Exercise:
Quote the whole listing verbatim.

Records for this exercise:
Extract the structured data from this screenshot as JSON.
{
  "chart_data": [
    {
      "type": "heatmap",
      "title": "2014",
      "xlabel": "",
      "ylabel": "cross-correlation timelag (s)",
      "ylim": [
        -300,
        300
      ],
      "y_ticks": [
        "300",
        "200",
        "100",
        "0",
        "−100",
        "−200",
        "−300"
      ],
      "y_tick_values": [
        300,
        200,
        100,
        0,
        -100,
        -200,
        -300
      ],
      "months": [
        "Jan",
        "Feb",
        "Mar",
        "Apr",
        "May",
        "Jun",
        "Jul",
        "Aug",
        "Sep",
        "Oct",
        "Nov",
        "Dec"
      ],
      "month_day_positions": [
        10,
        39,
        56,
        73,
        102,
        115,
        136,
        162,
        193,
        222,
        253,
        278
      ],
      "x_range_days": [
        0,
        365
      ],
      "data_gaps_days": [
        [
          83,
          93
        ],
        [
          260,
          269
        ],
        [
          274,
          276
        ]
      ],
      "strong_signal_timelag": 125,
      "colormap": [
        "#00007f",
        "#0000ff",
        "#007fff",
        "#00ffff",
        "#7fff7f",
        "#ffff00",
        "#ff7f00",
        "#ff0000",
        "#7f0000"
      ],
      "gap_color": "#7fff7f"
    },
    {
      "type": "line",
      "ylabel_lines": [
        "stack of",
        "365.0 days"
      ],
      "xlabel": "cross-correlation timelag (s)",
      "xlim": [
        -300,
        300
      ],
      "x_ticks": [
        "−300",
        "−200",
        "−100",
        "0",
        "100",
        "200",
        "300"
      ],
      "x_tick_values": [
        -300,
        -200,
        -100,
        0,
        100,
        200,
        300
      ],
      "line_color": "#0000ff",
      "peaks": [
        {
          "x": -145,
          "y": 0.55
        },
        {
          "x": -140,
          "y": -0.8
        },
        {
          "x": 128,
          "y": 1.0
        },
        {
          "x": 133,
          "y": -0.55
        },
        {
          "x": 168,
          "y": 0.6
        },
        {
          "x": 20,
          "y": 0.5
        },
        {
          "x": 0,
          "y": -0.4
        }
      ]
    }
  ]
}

Task result:
Extract the structured data from this screenshot as JSON.
{
  "chart_data": [
    {
      "type": "heatmap",
      "title": "2014",
      "xlabel": "",
      "ylabel": "cross-correlation timelag (s)",
      "ylim": [
        -300,
        300
      ],
      "y_ticks": [
        "300",
        "200",
        "100",
        "0",
        "−100",
        "−200",
        "−300"
      ],
      "y_tick_values": [
        300,
        200,
        100,
        0,
        -100,
        -200,
        -300
      ],
      "months": [
        "Jan",
        "Feb",
        "Mar",
        "Apr",
        "May",
        "Jun",
        "Jul",
        "Aug",
        "Sep",
        "Oct",
        "Nov",
        "Dec"
      ],
      "month_day_positions": [
        10,
        39,
        56,
        73,
        102,
        115,
        136,
        162,
        193,
        222,
        253,
        278
      ],
      "x_range_days": [
        0,
        365
      ],
      "data_gaps_days": [
        [
          83,
          93
        ],
        [
          260,
          269
        ],
        [
          274,
          276
        ]
      ],
      "strong_signal_timelag": 125,
      "colormap": [
        "#00007f",
        "#0000ff",
        "#007fff",
        "#00ffff",
        "#7fff7f",
        "#ffff00",
        "#ff7f00",
        "#ff0000",
        "#7f0000"
      ],
      "gap_color": "#7fff7f"
    },
    {
      "type": "line",
      "ylabel_lines": [
        "stack of",
        "365.0 days"
      ],
      "xlabel": "cross-correlation timelag (s)",
      "xlim": [
        -300,
        300
      ],
      "x_ticks": [
        "−300",
        "−200",
        "−100",
        "0",
        "100",
        "200",
        "300"
      ],
      "x_tick_values": [
        -300,
        -200,
        -100,
        0,
        100,
        200,
        300
      ],
      "line_color": "#0000ff",
      "peaks": [
        {
          "x": -145,
          "y": 0.55
        },
        {
          "x": -140,
          "y": -0.8
        },
        {
          "x": 128,
          "y": 1.0
        },
        {
          "x": 133,
          "y": -0.55
        },
        {
          "x": 168,
          "y": 0.6
        },
        {
          "x": 20,
          "y": 0.5
        },
        {
          "x": 0,
          "y": -0.4
        }
      ]
    }
  ]
}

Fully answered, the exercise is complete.